[Items listed in a dataset]
⁂
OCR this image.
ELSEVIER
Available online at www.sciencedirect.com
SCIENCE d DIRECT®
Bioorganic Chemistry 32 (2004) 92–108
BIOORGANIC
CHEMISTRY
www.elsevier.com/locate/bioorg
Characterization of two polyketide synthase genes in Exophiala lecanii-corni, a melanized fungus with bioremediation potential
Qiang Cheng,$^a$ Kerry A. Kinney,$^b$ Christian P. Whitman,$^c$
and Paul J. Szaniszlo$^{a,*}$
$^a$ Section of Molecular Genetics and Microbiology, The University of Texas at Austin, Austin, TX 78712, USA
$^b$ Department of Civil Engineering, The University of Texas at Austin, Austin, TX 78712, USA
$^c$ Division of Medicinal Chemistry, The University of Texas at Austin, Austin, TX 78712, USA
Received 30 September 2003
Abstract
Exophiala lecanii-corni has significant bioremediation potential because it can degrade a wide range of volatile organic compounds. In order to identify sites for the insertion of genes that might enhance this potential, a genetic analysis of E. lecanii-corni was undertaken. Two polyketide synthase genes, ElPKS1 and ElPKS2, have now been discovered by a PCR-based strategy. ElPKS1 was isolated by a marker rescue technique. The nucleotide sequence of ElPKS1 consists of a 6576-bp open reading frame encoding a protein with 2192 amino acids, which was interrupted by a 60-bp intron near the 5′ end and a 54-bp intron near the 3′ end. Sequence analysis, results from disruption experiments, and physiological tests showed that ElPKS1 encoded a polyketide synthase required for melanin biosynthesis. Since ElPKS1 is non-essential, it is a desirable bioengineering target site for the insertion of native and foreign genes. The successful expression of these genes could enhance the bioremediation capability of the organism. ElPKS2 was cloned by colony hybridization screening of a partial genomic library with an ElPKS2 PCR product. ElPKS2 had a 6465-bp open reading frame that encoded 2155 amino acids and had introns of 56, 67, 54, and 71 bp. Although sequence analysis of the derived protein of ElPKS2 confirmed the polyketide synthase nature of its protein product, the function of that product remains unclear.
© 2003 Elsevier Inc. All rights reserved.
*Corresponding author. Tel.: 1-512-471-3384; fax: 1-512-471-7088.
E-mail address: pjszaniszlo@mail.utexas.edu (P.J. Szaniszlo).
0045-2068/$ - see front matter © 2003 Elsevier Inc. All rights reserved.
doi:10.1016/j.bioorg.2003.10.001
⁂
Work instructions: The whole of the data is to be returned with every line intact.

Task response:
OCR this image.
ELSEVIER
Available online at www.sciencedirect.com
SCIENCE d DIRECT®
Bioorganic Chemistry 32 (2004) 92–108
BIOORGANIC
CHEMISTRY
www.elsevier.com/locate/bioorg
Characterization of two polyketide synthase genes in Exophiala lecanii-corni, a melanized fungus with bioremediation potential
Qiang Cheng,$^a$ Kerry A. Kinney,$^b$ Christian P. Whitman,$^c$
and Paul J. Szaniszlo$^{a,*}$
$^a$ Section of Molecular Genetics and Microbiology, The University of Texas at Austin, Austin, TX 78712, USA
$^b$ Department of Civil Engineering, The University of Texas at Austin, Austin, TX 78712, USA
$^c$ Division of Medicinal Chemistry, The University of Texas at Austin, Austin, TX 78712, USA
Received 30 September 2003
Abstract
Exophiala lecanii-corni has significant bioremediation potential because it can degrade a wide range of volatile organic compounds. In order to identify sites for the insertion of genes that might enhance this potential, a genetic analysis of E. lecanii-corni was undertaken. Two polyketide synthase genes, ElPKS1 and ElPKS2, have now been discovered by a PCR-based strategy. ElPKS1 was isolated by a marker rescue technique. The nucleotide sequence of ElPKS1 consists of a 6576-bp open reading frame encoding a protein with 2192 amino acids, which was interrupted by a 60-bp intron near the 5′ end and a 54-bp intron near the 3′ end. Sequence analysis, results from disruption experiments, and physiological tests showed that ElPKS1 encoded a polyketide synthase required for melanin biosynthesis. Since ElPKS1 is non-essential, it is a desirable bioengineering target site for the insertion of native and foreign genes. The successful expression of these genes could enhance the bioremediation capability of the organism. ElPKS2 was cloned by colony hybridization screening of a partial genomic library with an ElPKS2 PCR product. ElPKS2 had a 6465-bp open reading frame that encoded 2155 amino acids and had introns of 56, 67, 54, and 71 bp. Although sequence analysis of the derived protein of ElPKS2 confirmed the polyketide synthase nature of its protein product, the function of that product remains unclear.
© 2003 Elsevier Inc. All rights reserved.
*Corresponding author. Tel.: 1-512-471-3384; fax: 1-512-471-7088.
E-mail address: pjszaniszlo@mail.utexas.edu (P.J. Szaniszlo).
0045-2068/$ - see front matter © 2003 Elsevier Inc. All rights reserved.
doi:10.1016/j.bioorg.2003.10.001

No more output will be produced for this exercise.